- **Текст**
════════════════════

Радости любви, которые мы испытали вместе, были чересчур сладки, чтобы сожалеть о них, да и вряд ли удастся изгнать их из сердца. Куда бы я ни глянула, о чем бы ни помышляла — они всегда перед глазами моими и всегда в памяти у меня, пробуждая успокоившиеся было воспоминания и вновь раздувая костер былых чувств. Память о том, что пережили мы, не оставляет меня даже во сне. И во время святой мессы, когда, казалось, помыслы должны быть чище, а молитвы — идти из самых глубин сердца, в воображении моем снова возникают утехи, которым предавались мы, и я думаю больше о грехе моем, нежели о молитве к Господу. Воистину, мне следовало бы сокрушаться в грехах, которые совершила, но вместо этого только вздыхаю об утраченном счастье.
Юность и любовь, пережитые мною, только разжигают во мне желание и тем самым приносят мучения плоти. У меня нет твоей силы духа, и потому превозмочь искушение мне нелегко.
Люди зовут меня святой, но в сердце ко мне им не заглянуть, и потому они не знают о том, что святость моя лицемерна. Я кажусь им святой за целомудренную жизнь, однако истинное целомудрие кроется не в теле, а в душе человека.

════════════════════

- **Исходные данные**
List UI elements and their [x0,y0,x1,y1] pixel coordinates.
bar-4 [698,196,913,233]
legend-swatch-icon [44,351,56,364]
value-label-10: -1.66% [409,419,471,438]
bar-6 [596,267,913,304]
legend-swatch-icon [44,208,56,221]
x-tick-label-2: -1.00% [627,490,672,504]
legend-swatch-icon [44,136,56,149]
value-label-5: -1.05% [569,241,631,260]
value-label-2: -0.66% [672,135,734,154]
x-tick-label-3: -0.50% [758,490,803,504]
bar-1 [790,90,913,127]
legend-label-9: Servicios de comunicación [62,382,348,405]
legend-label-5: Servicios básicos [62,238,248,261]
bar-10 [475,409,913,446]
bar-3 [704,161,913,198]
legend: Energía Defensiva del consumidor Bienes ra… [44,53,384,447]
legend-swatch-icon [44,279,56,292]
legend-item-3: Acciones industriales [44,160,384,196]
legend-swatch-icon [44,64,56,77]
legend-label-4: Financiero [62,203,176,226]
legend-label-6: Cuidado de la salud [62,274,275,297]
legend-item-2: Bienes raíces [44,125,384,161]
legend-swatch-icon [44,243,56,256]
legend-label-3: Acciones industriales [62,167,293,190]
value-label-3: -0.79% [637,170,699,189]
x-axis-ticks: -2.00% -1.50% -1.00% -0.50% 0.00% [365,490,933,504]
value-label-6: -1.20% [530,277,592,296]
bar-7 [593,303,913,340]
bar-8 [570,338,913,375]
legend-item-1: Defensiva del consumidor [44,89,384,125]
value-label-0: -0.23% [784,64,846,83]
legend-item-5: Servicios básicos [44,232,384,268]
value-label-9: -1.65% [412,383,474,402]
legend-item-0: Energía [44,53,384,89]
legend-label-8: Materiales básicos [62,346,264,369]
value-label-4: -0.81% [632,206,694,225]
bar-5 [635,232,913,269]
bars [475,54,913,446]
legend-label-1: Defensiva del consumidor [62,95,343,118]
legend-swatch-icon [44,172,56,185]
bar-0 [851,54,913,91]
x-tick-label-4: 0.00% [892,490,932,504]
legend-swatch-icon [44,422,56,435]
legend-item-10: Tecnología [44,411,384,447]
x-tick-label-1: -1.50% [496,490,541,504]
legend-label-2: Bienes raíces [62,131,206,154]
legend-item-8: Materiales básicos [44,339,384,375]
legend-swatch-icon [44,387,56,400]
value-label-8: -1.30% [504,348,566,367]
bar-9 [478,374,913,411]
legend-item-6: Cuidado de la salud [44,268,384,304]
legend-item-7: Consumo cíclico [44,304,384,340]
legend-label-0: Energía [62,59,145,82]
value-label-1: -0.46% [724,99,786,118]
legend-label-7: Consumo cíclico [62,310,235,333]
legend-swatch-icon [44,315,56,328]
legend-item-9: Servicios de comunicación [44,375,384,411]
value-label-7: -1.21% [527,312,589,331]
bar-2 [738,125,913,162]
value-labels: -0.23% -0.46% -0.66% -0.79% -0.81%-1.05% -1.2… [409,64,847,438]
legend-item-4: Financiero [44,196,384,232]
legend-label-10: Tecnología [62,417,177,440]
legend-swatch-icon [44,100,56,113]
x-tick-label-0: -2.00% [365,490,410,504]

════════════════════

- **Примените прочитанное**
A – Повторите дословно фрагмент текста от слов «Юность и любовь, пережитые» до слов «искушение мне нелегко.» включительно.
B – Ответьте кратко на вопросы по тексту.
(i) Во время какого богослужения в воображении вновь возникают былые утехи?
(ii) Кем, согласно тексту, люди называют того, от чьего лица ведется речь?
(iii) Где, по словам текста, кроется истинное целомудрие?
Выполняя задания, опирайтесь исключительно на текст.

- **Ответы к заданиям**
A –
Юность и любовь, пережитые мною, только разжигают во мне желание и тем самым приносят мучения плоти. У меня нет твоей силы духа, и потому превозмочь искушение мне нелегко.

B –
(i) Во время святой мессы.
(ii) Святой.
(iii) Не в теле, а в душе человека.